AIM OF THE TASK: Transcribe the listing exactly, leaving out every picture.

DATA FOR PROCESSING:
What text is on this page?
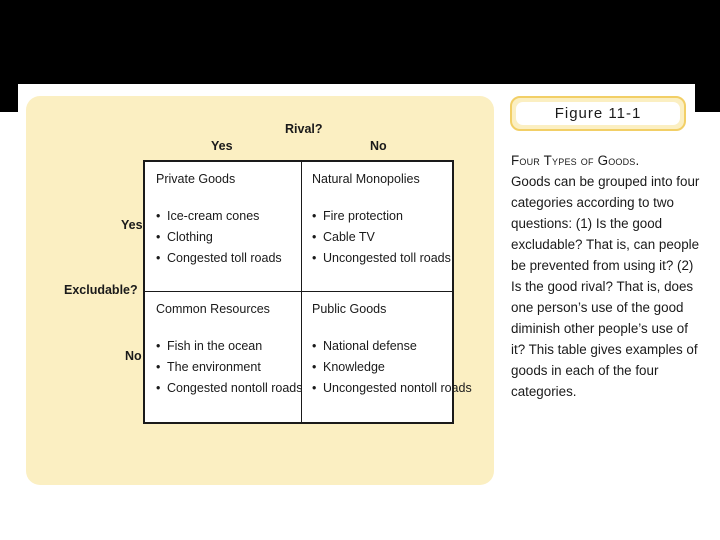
Rival?
Yes	No
Yes
Excludable?
No
Private Goods
• Ice-cream cones
• Clothing
• Congested toll roads
Natural Monopolies
• Fire protection
• Cable TV
• Uncongested toll roads
Common Resources
• Fish in the ocean
• The environment
• Congested nontoll roads
Public Goods
• National defense
• Knowledge
• Uncongested nontoll roads
Figure 11-1
Four Types of Goods.
Goods can be grouped into four categories according to two questions: (1) Is the good excludable? That is, can people be prevented from using it? (2) Is the good rival? That is, does one person’s use of the good diminish other people’s use of it? This table gives examples of goods in each of the four categories.
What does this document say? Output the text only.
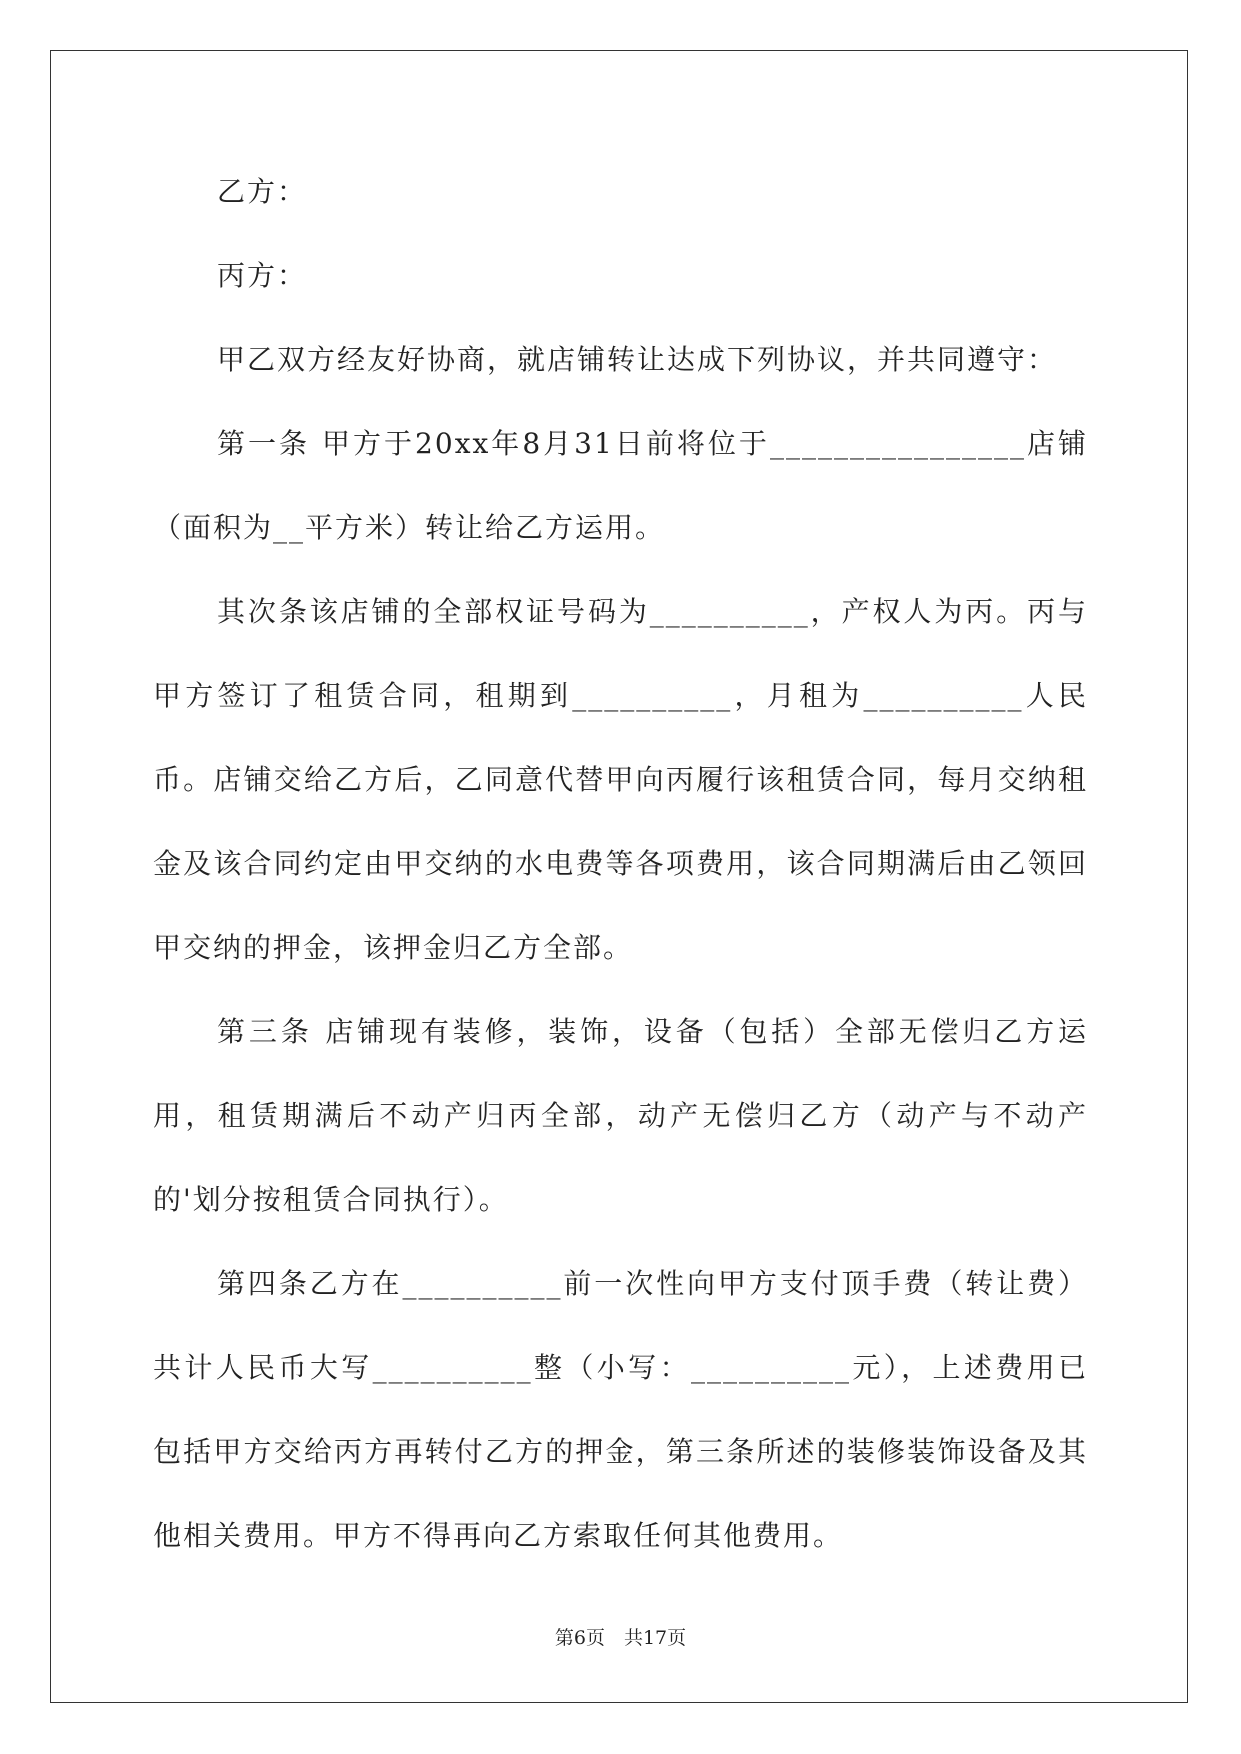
乙方：

丙方：

甲乙双方经友好协商，就店铺转让达成下列协议，并共同遵守：

第一条 甲方于20xx年8月31日前将位于________________店铺（面积为__平方米）转让给乙方运用。

其次条该店铺的全部权证号码为__________，产权人为丙。丙与甲方签订了租赁合同，租期到__________，月租为__________人民币。店铺交给乙方后，乙同意代替甲向丙履行该租赁合同，每月交纳租金及该合同约定由甲交纳的水电费等各项费用，该合同期满后由乙领回甲交纳的押金，该押金归乙方全部。

第三条 店铺现有装修，装饰，设备（包括）全部无偿归乙方运用，租赁期满后不动产归丙全部，动产无偿归乙方（动产与不动产的'划分按租赁合同执行）。

第四条乙方在__________前一次性向甲方支付顶手费（转让费）共计人民币大写__________整（小写：__________元），上述费用已包括甲方交给丙方再转付乙方的押金，第三条所述的装修装饰设备及其他相关费用。甲方不得再向乙方索取任何其他费用。

第6页　共17页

COMPLETED EXERCISE:
What text is on this page?
Rival?
Yes	No
Yes
Excludable?
No
Private Goods
• Ice-cream cones
• Clothing
• Congested toll roads
Natural Monopolies
• Fire protection
• Cable TV
• Uncongested toll roads
Common Resources
• Fish in the ocean
• The environment
• Congested nontoll roads
Public Goods
• National defense
• Knowledge
• Uncongested nontoll roads
Figure 11-1
Four Types of Goods.
Goods can be grouped into four categories according to two questions: (1) Is the good excludable? That is, can people be prevented from using it? (2) Is the good rival? That is, does one person’s use of the good diminish other people’s use of it? This table gives examples of goods in each of the four categories.
What does this document say? Output the text only.
乙方：

丙方：

甲乙双方经友好协商，就店铺转让达成下列协议，并共同遵守：

第一条 甲方于20xx年8月31日前将位于________________店铺（面积为__平方米）转让给乙方运用。

其次条该店铺的全部权证号码为__________，产权人为丙。丙与甲方签订了租赁合同，租期到__________，月租为__________人民币。店铺交给乙方后，乙同意代替甲向丙履行该租赁合同，每月交纳租金及该合同约定由甲交纳的水电费等各项费用，该合同期满后由乙领回甲交纳的押金，该押金归乙方全部。

第三条 店铺现有装修，装饰，设备（包括）全部无偿归乙方运用，租赁期满后不动产归丙全部，动产无偿归乙方（动产与不动产的'划分按租赁合同执行）。

第四条乙方在__________前一次性向甲方支付顶手费（转让费）共计人民币大写__________整（小写：__________元），上述费用已包括甲方交给丙方再转付乙方的押金，第三条所述的装修装饰设备及其他相关费用。甲方不得再向乙方索取任何其他费用。

第6页　共17页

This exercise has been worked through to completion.